Raw records:
....

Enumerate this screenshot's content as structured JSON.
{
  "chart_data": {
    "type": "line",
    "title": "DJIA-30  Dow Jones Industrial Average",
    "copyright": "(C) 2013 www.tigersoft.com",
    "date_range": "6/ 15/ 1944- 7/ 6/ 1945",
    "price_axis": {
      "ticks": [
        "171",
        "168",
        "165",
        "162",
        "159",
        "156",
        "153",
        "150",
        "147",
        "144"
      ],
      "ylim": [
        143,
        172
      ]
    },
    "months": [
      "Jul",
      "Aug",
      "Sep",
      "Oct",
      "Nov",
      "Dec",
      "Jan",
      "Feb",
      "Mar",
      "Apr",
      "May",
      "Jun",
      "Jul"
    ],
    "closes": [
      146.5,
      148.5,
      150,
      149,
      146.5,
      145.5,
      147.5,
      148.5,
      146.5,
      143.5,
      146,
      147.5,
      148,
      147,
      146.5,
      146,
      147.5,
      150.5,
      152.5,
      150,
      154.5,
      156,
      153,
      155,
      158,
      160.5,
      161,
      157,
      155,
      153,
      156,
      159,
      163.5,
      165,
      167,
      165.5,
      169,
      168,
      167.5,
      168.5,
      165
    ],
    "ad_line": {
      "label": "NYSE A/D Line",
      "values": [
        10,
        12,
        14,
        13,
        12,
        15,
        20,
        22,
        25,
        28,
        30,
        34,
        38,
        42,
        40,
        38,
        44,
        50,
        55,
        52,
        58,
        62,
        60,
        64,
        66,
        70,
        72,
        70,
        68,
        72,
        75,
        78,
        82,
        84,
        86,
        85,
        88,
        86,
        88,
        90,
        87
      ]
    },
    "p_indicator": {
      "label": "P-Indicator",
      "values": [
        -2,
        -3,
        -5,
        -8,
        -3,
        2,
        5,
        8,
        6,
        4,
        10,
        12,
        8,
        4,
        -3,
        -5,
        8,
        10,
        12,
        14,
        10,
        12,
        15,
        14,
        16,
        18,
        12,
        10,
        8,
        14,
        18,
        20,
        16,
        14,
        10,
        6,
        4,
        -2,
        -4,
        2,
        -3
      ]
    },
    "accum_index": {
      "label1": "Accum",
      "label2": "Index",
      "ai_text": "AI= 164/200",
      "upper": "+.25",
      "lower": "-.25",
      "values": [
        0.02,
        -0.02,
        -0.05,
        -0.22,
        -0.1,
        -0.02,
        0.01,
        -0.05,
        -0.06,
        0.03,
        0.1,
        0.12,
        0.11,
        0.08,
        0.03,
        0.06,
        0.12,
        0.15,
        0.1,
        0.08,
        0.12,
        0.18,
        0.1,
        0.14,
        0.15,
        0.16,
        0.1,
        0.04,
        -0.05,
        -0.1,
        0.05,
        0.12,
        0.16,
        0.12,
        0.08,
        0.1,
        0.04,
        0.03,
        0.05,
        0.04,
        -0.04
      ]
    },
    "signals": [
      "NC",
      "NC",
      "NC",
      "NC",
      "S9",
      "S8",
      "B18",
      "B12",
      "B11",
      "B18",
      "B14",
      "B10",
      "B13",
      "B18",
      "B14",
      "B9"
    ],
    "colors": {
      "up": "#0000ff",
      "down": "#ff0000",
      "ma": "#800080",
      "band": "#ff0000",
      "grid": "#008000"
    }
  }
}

....

Write out each line of the data above again, exactly as given.

Result:
Enumerate this screenshot's content as structured JSON.
{
  "chart_data": {
    "type": "line",
    "title": "DJIA-30  Dow Jones Industrial Average",
    "copyright": "(C) 2013 www.tigersoft.com",
    "date_range": "6/ 15/ 1944- 7/ 6/ 1945",
    "price_axis": {
      "ticks": [
        "171",
        "168",
        "165",
        "162",
        "159",
        "156",
        "153",
        "150",
        "147",
        "144"
      ],
      "ylim": [
        143,
        172
      ]
    },
    "months": [
      "Jul",
      "Aug",
      "Sep",
      "Oct",
      "Nov",
      "Dec",
      "Jan",
      "Feb",
      "Mar",
      "Apr",
      "May",
      "Jun",
      "Jul"
    ],
    "closes": [
      146.5,
      148.5,
      150,
      149,
      146.5,
      145.5,
      147.5,
      148.5,
      146.5,
      143.5,
      146,
      147.5,
      148,
      147,
      146.5,
      146,
      147.5,
      150.5,
      152.5,
      150,
      154.5,
      156,
      153,
      155,
      158,
      160.5,
      161,
      157,
      155,
      153,
      156,
      159,
      163.5,
      165,
      167,
      165.5,
      169,
      168,
      167.5,
      168.5,
      165
    ],
    "ad_line": {
      "label": "NYSE A/D Line",
      "values": [
        10,
        12,
        14,
        13,
        12,
        15,
        20,
        22,
        25,
        28,
        30,
        34,
        38,
        42,
        40,
        38,
        44,
        50,
        55,
        52,
        58,
        62,
        60,
        64,
        66,
        70,
        72,
        70,
        68,
        72,
        75,
        78,
        82,
        84,
        86,
        85,
        88,
        86,
        88,
        90,
        87
      ]
    },
    "p_indicator": {
      "label": "P-Indicator",
      "values": [
        -2,
        -3,
        -5,
        -8,
        -3,
        2,
        5,
        8,
        6,
        4,
        10,
        12,
        8,
        4,
        -3,
        -5,
        8,
        10,
        12,
        14,
        10,
        12,
        15,
        14,
        16,
        18,
        12,
        10,
        8,
        14,
        18,
        20,
        16,
        14,
        10,
        6,
        4,
        -2,
        -4,
        2,
        -3
      ]
    },
    "accum_index": {
      "label1": "Accum",
      "label2": "Index",
      "ai_text": "AI= 164/200",
      "upper": "+.25",
      "lower": "-.25",
      "values": [
        0.02,
        -0.02,
        -0.05,
        -0.22,
        -0.1,
        -0.02,
        0.01,
        -0.05,
        -0.06,
        0.03,
        0.1,
        0.12,
        0.11,
        0.08,
        0.03,
        0.06,
        0.12,
        0.15,
        0.1,
        0.08,
        0.12,
        0.18,
        0.1,
        0.14,
        0.15,
        0.16,
        0.1,
        0.04,
        -0.05,
        -0.1,
        0.05,
        0.12,
        0.16,
        0.12,
        0.08,
        0.1,
        0.04,
        0.03,
        0.05,
        0.04,
        -0.04
      ]
    },
    "signals": [
      "NC",
      "NC",
      "NC",
      "NC",
      "S9",
      "S8",
      "B18",
      "B12",
      "B11",
      "B18",
      "B14",
      "B10",
      "B13",
      "B18",
      "B14",
      "B9"
    ],
    "colors": {
      "up": "#0000ff",
      "down": "#ff0000",
      "ma": "#800080",
      "band": "#ff0000",
      "grid": "#008000"
    }
  }
}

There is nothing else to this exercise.